Job:
Take the entries below and print all of them exactly, please.

Data listing:
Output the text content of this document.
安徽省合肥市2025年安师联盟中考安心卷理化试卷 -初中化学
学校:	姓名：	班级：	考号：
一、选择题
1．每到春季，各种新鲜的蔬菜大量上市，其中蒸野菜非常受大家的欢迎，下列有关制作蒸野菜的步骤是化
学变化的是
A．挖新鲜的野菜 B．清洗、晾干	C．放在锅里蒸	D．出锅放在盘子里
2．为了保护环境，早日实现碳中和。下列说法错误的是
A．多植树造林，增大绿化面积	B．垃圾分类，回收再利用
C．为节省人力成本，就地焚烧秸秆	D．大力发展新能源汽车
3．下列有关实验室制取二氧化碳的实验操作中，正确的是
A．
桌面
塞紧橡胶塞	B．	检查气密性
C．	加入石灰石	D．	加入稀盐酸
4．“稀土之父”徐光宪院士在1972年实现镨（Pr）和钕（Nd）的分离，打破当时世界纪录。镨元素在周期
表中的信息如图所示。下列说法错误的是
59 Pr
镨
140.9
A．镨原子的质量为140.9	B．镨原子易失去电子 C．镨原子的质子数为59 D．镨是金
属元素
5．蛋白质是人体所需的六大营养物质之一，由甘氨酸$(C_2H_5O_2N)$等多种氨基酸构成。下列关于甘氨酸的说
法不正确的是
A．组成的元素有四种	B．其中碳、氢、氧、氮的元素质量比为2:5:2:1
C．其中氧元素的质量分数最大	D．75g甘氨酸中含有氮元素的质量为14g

Correct answer:
Output the text content of this document.
安徽省合肥市2025年安师联盟中考安心卷理化试卷 -初中化学
学校:	姓名：	班级：	考号：
一、选择题
1．每到春季，各种新鲜的蔬菜大量上市，其中蒸野菜非常受大家的欢迎，下列有关制作蒸野菜的步骤是化
学变化的是
A．挖新鲜的野菜 B．清洗、晾干	C．放在锅里蒸	D．出锅放在盘子里
2．为了保护环境，早日实现碳中和。下列说法错误的是
A．多植树造林，增大绿化面积	B．垃圾分类，回收再利用
C．为节省人力成本，就地焚烧秸秆	D．大力发展新能源汽车
3．下列有关实验室制取二氧化碳的实验操作中，正确的是
A．
桌面
塞紧橡胶塞	B．	检查气密性
C．	加入石灰石	D．	加入稀盐酸
4．“稀土之父”徐光宪院士在1972年实现镨（Pr）和钕（Nd）的分离，打破当时世界纪录。镨元素在周期
表中的信息如图所示。下列说法错误的是
59 Pr
镨
140.9
A．镨原子的质量为140.9	B．镨原子易失去电子 C．镨原子的质子数为59 D．镨是金
属元素
5．蛋白质是人体所需的六大营养物质之一，由甘氨酸$(C_2H_5O_2N)$等多种氨基酸构成。下列关于甘氨酸的说
法不正确的是
A．组成的元素有四种	B．其中碳、氢、氧、氮的元素质量比为2:5:2:1
C．其中氧元素的质量分数最大	D．75g甘氨酸中含有氮元素的质量为14g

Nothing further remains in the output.